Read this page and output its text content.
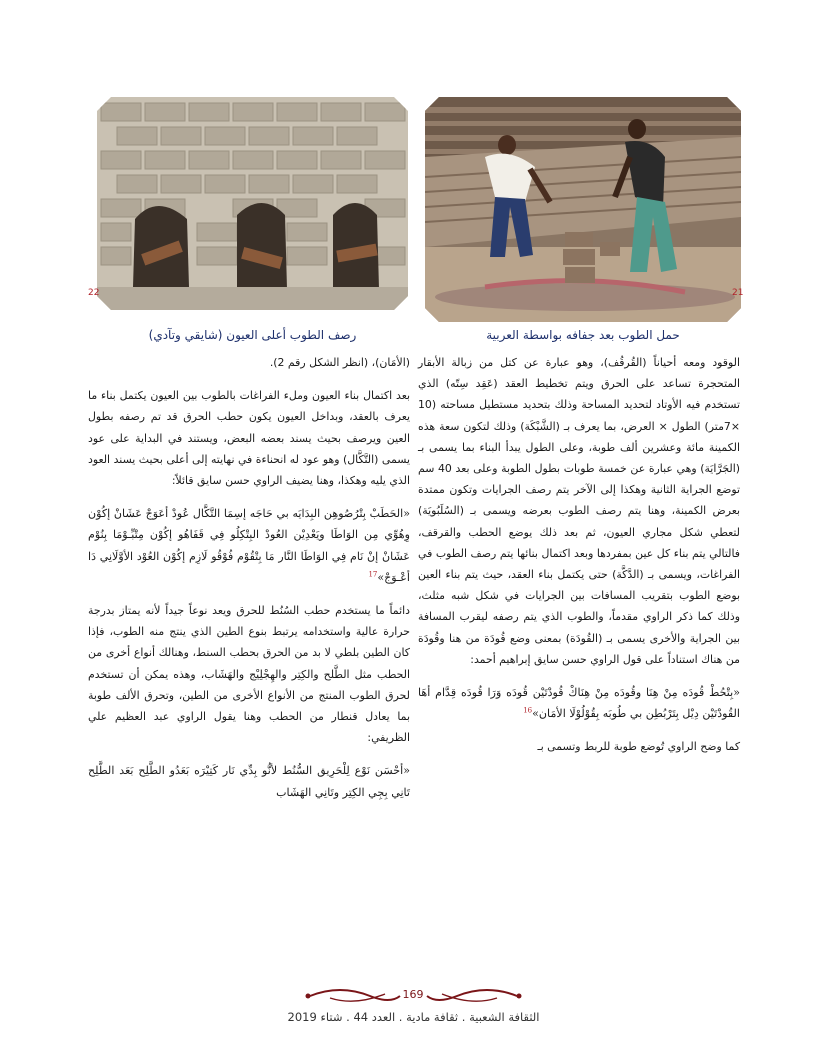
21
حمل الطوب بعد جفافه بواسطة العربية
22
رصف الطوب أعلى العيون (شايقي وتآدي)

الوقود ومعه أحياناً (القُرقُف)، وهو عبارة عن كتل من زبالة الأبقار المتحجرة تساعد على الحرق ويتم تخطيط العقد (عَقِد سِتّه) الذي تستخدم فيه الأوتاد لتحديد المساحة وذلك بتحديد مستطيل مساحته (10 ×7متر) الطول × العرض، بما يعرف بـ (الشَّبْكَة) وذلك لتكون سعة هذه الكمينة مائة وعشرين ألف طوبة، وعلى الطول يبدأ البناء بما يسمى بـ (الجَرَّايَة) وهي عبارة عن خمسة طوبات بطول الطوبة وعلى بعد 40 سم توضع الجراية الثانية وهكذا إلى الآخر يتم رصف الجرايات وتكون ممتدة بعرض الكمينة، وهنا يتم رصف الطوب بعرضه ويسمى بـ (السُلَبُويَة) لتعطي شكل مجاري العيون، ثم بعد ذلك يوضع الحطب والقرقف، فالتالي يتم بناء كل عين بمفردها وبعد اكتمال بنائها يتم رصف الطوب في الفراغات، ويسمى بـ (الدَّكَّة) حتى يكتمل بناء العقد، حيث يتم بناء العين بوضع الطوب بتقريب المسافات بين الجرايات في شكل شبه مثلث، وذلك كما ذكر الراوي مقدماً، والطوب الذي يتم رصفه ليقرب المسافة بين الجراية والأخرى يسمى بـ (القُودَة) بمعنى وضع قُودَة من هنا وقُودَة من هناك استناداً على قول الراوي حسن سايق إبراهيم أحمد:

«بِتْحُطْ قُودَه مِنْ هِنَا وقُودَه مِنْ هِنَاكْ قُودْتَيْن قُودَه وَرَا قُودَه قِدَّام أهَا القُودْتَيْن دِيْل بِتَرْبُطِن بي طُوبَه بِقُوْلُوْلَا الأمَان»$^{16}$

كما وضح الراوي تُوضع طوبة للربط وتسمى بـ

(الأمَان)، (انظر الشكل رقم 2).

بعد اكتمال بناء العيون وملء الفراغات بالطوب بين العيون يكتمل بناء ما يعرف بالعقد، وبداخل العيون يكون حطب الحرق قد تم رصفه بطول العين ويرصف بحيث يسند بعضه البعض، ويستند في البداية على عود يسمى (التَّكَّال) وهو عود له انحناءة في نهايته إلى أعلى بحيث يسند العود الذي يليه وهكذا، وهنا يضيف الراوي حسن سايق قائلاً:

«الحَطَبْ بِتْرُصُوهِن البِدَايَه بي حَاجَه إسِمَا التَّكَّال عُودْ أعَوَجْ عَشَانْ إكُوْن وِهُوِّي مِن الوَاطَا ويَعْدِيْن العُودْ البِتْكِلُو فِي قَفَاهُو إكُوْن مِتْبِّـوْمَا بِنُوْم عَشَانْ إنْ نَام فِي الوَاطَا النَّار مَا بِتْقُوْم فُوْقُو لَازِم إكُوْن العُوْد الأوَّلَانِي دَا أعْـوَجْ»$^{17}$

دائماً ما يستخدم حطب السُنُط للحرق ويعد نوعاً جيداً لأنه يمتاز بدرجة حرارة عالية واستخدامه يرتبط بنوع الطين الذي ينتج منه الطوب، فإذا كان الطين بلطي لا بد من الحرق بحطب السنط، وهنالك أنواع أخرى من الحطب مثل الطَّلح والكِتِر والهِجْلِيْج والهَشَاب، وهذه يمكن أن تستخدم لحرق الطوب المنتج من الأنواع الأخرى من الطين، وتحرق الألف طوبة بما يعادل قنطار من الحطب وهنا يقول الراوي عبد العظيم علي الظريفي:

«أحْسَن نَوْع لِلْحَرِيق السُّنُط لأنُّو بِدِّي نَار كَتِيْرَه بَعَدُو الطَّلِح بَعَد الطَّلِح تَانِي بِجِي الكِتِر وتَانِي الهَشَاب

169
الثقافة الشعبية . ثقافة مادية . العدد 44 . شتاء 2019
◇ ◇ ◇
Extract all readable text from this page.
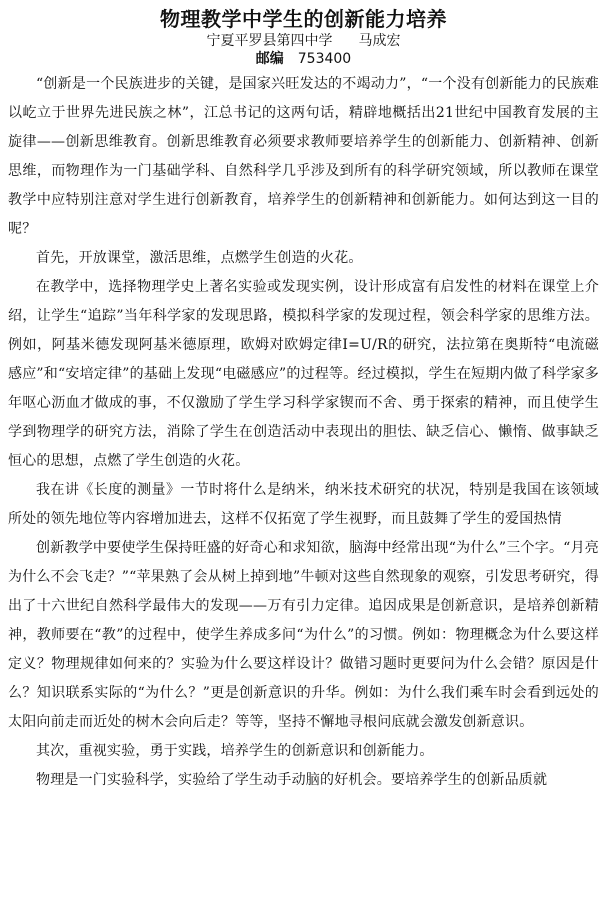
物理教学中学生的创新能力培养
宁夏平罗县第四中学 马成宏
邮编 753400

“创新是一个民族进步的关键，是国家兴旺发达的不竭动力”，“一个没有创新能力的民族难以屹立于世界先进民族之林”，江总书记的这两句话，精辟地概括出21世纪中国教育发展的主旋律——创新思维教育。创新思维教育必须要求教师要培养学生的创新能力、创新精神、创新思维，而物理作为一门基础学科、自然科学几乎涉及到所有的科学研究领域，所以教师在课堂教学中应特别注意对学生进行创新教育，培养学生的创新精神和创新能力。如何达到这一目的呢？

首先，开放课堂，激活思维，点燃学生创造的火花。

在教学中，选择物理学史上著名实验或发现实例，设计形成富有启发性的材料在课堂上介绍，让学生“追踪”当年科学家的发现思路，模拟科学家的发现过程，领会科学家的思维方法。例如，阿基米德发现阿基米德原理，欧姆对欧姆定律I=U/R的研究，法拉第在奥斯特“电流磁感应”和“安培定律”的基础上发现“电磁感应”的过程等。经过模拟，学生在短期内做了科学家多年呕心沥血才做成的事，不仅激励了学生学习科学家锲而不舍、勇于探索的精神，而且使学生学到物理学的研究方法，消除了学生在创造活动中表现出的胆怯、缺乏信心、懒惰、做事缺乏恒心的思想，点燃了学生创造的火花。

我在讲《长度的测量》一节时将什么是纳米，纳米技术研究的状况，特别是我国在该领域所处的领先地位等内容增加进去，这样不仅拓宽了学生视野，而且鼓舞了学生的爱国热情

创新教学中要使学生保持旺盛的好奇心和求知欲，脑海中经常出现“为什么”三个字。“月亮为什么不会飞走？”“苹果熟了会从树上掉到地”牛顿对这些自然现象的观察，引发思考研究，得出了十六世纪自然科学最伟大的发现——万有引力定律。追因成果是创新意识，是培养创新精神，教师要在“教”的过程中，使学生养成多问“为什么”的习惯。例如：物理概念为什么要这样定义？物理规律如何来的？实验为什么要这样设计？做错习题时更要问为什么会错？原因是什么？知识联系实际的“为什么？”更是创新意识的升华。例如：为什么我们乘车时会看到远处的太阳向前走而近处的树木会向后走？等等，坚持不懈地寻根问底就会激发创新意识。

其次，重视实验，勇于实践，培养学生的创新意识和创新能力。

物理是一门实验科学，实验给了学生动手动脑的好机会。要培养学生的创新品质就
◇ ◇ ◇
• The problem: Among the lines of the listing, how many hold the string "page"? Respond with only the number.

• Result of this exercise: 2